- GIVEN INSTRUCTION: The entries below are to be repeated exactly as they stand.

____________________

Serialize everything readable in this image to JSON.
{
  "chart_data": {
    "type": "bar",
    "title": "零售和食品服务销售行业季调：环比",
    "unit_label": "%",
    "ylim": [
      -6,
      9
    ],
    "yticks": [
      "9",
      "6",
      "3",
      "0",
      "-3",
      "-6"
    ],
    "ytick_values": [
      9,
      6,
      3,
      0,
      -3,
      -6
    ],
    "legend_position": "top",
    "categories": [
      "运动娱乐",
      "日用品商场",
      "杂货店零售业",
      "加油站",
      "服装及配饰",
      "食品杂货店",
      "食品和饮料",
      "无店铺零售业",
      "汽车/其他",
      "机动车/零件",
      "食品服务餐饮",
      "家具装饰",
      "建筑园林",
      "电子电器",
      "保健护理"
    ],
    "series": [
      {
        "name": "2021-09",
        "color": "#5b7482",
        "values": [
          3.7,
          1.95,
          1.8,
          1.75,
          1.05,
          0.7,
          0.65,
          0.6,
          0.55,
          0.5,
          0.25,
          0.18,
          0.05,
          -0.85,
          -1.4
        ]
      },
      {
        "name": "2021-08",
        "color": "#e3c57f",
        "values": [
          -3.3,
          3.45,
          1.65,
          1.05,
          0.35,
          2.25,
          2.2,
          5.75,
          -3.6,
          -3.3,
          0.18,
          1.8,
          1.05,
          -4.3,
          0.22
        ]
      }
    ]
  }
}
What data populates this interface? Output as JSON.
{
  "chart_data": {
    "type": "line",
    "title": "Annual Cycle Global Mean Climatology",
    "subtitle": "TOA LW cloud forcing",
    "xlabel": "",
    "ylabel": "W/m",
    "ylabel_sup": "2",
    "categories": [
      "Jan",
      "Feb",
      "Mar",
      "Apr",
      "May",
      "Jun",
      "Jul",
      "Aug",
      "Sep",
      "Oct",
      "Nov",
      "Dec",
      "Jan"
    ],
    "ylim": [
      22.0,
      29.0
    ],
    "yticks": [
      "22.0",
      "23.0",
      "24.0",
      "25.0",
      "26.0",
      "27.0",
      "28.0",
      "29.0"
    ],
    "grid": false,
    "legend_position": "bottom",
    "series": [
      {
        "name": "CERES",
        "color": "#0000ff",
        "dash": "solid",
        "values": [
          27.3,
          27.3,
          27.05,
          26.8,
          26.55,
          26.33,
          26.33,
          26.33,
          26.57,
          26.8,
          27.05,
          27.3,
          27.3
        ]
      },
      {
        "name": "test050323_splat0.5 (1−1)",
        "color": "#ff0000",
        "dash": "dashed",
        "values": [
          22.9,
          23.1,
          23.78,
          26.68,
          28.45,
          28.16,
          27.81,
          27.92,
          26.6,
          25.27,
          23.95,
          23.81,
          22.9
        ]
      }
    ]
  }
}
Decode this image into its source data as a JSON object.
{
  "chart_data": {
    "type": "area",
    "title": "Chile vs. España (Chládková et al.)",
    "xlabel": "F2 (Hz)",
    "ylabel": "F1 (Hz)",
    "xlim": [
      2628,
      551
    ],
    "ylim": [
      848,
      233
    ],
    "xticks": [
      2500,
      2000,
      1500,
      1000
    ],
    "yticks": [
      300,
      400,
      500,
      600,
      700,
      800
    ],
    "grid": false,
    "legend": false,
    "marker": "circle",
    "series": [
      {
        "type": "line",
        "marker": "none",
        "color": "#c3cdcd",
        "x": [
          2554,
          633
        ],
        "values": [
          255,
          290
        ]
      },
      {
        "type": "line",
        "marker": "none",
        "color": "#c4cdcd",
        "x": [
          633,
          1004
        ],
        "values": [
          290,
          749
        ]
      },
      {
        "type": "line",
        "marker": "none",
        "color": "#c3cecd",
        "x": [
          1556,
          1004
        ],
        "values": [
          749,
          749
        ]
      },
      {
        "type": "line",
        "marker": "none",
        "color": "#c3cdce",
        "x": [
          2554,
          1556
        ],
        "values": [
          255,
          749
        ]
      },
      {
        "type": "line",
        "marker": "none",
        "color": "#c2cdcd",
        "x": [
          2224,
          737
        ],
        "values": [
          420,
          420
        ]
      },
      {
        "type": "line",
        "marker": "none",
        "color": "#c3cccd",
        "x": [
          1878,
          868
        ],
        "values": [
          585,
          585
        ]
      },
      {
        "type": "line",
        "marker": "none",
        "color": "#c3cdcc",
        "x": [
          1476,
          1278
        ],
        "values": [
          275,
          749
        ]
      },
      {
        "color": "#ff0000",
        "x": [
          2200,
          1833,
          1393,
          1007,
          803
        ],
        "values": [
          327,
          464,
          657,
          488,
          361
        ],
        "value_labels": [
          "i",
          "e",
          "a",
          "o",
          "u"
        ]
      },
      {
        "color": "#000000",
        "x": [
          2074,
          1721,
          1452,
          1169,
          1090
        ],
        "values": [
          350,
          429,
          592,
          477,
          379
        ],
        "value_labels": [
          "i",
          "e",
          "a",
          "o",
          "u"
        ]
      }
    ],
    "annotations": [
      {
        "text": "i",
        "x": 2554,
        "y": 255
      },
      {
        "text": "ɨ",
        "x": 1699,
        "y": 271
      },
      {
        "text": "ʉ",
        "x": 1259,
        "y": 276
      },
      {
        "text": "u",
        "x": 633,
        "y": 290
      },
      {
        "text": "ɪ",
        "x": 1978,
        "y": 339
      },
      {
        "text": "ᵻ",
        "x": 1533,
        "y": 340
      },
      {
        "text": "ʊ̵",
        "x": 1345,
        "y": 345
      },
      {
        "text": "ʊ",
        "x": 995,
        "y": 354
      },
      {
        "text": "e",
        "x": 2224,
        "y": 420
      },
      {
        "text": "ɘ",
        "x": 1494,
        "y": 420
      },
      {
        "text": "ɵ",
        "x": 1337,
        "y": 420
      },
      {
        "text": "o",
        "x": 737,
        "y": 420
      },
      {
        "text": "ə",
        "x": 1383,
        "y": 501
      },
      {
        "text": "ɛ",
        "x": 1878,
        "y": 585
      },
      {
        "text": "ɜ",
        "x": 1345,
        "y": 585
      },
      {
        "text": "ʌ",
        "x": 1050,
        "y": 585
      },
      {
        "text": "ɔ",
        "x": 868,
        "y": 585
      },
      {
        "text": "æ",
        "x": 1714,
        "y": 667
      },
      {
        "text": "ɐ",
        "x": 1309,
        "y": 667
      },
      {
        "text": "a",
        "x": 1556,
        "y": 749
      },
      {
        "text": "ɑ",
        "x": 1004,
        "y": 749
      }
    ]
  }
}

____________________

- THE COMPLETED TASK:
Serialize everything readable in this image to JSON.
{
  "chart_data": {
    "type": "bar",
    "title": "零售和食品服务销售行业季调：环比",
    "unit_label": "%",
    "ylim": [
      -6,
      9
    ],
    "yticks": [
      "9",
      "6",
      "3",
      "0",
      "-3",
      "-6"
    ],
    "ytick_values": [
      9,
      6,
      3,
      0,
      -3,
      -6
    ],
    "legend_position": "top",
    "categories": [
      "运动娱乐",
      "日用品商场",
      "杂货店零售业",
      "加油站",
      "服装及配饰",
      "食品杂货店",
      "食品和饮料",
      "无店铺零售业",
      "汽车/其他",
      "机动车/零件",
      "食品服务餐饮",
      "家具装饰",
      "建筑园林",
      "电子电器",
      "保健护理"
    ],
    "series": [
      {
        "name": "2021-09",
        "color": "#5b7482",
        "values": [
          3.7,
          1.95,
          1.8,
          1.75,
          1.05,
          0.7,
          0.65,
          0.6,
          0.55,
          0.5,
          0.25,
          0.18,
          0.05,
          -0.85,
          -1.4
        ]
      },
      {
        "name": "2021-08",
        "color": "#e3c57f",
        "values": [
          -3.3,
          3.45,
          1.65,
          1.05,
          0.35,
          2.25,
          2.2,
          5.75,
          -3.6,
          -3.3,
          0.18,
          1.8,
          1.05,
          -4.3,
          0.22
        ]
      }
    ]
  }
}
What data populates this interface? Output as JSON.
{
  "chart_data": {
    "type": "line",
    "title": "Annual Cycle Global Mean Climatology",
    "subtitle": "TOA LW cloud forcing",
    "xlabel": "",
    "ylabel": "W/m",
    "ylabel_sup": "2",
    "categories": [
      "Jan",
      "Feb",
      "Mar",
      "Apr",
      "May",
      "Jun",
      "Jul",
      "Aug",
      "Sep",
      "Oct",
      "Nov",
      "Dec",
      "Jan"
    ],
    "ylim": [
      22.0,
      29.0
    ],
    "yticks": [
      "22.0",
      "23.0",
      "24.0",
      "25.0",
      "26.0",
      "27.0",
      "28.0",
      "29.0"
    ],
    "grid": false,
    "legend_position": "bottom",
    "series": [
      {
        "name": "CERES",
        "color": "#0000ff",
        "dash": "solid",
        "values": [
          27.3,
          27.3,
          27.05,
          26.8,
          26.55,
          26.33,
          26.33,
          26.33,
          26.57,
          26.8,
          27.05,
          27.3,
          27.3
        ]
      },
      {
        "name": "test050323_splat0.5 (1−1)",
        "color": "#ff0000",
        "dash": "dashed",
        "values": [
          22.9,
          23.1,
          23.78,
          26.68,
          28.45,
          28.16,
          27.81,
          27.92,
          26.6,
          25.27,
          23.95,
          23.81,
          22.9
        ]
      }
    ]
  }
}
Decode this image into its source data as a JSON object.
{
  "chart_data": {
    "type": "area",
    "title": "Chile vs. España (Chládková et al.)",
    "xlabel": "F2 (Hz)",
    "ylabel": "F1 (Hz)",
    "xlim": [
      2628,
      551
    ],
    "ylim": [
      848,
      233
    ],
    "xticks": [
      2500,
      2000,
      1500,
      1000
    ],
    "yticks": [
      300,
      400,
      500,
      600,
      700,
      800
    ],
    "grid": false,
    "legend": false,
    "marker": "circle",
    "series": [
      {
        "type": "line",
        "marker": "none",
        "color": "#c3cdcd",
        "x": [
          2554,
          633
        ],
        "values": [
          255,
          290
        ]
      },
      {
        "type": "line",
        "marker": "none",
        "color": "#c4cdcd",
        "x": [
          633,
          1004
        ],
        "values": [
          290,
          749
        ]
      },
      {
        "type": "line",
        "marker": "none",
        "color": "#c3cecd",
        "x": [
          1556,
          1004
        ],
        "values": [
          749,
          749
        ]
      },
      {
        "type": "line",
        "marker": "none",
        "color": "#c3cdce",
        "x": [
          2554,
          1556
        ],
        "values": [
          255,
          749
        ]
      },
      {
        "type": "line",
        "marker": "none",
        "color": "#c2cdcd",
        "x": [
          2224,
          737
        ],
        "values": [
          420,
          420
        ]
      },
      {
        "type": "line",
        "marker": "none",
        "color": "#c3cccd",
        "x": [
          1878,
          868
        ],
        "values": [
          585,
          585
        ]
      },
      {
        "type": "line",
        "marker": "none",
        "color": "#c3cdcc",
        "x": [
          1476,
          1278
        ],
        "values": [
          275,
          749
        ]
      },
      {
        "color": "#ff0000",
        "x": [
          2200,
          1833,
          1393,
          1007,
          803
        ],
        "values": [
          327,
          464,
          657,
          488,
          361
        ],
        "value_labels": [
          "i",
          "e",
          "a",
          "o",
          "u"
        ]
      },
      {
        "color": "#000000",
        "x": [
          2074,
          1721,
          1452,
          1169,
          1090
        ],
        "values": [
          350,
          429,
          592,
          477,
          379
        ],
        "value_labels": [
          "i",
          "e",
          "a",
          "o",
          "u"
        ]
      }
    ],
    "annotations": [
      {
        "text": "i",
        "x": 2554,
        "y": 255
      },
      {
        "text": "ɨ",
        "x": 1699,
        "y": 271
      },
      {
        "text": "ʉ",
        "x": 1259,
        "y": 276
      },
      {
        "text": "u",
        "x": 633,
        "y": 290
      },
      {
        "text": "ɪ",
        "x": 1978,
        "y": 339
      },
      {
        "text": "ᵻ",
        "x": 1533,
        "y": 340
      },
      {
        "text": "ʊ̵",
        "x": 1345,
        "y": 345
      },
      {
        "text": "ʊ",
        "x": 995,
        "y": 354
      },
      {
        "text": "e",
        "x": 2224,
        "y": 420
      },
      {
        "text": "ɘ",
        "x": 1494,
        "y": 420
      },
      {
        "text": "ɵ",
        "x": 1337,
        "y": 420
      },
      {
        "text": "o",
        "x": 737,
        "y": 420
      },
      {
        "text": "ə",
        "x": 1383,
        "y": 501
      },
      {
        "text": "ɛ",
        "x": 1878,
        "y": 585
      },
      {
        "text": "ɜ",
        "x": 1345,
        "y": 585
      },
      {
        "text": "ʌ",
        "x": 1050,
        "y": 585
      },
      {
        "text": "ɔ",
        "x": 868,
        "y": 585
      },
      {
        "text": "æ",
        "x": 1714,
        "y": 667
      },
      {
        "text": "ɐ",
        "x": 1309,
        "y": 667
      },
      {
        "text": "a",
        "x": 1556,
        "y": 749
      },
      {
        "text": "ɑ",
        "x": 1004,
        "y": 749
      }
    ]
  }
}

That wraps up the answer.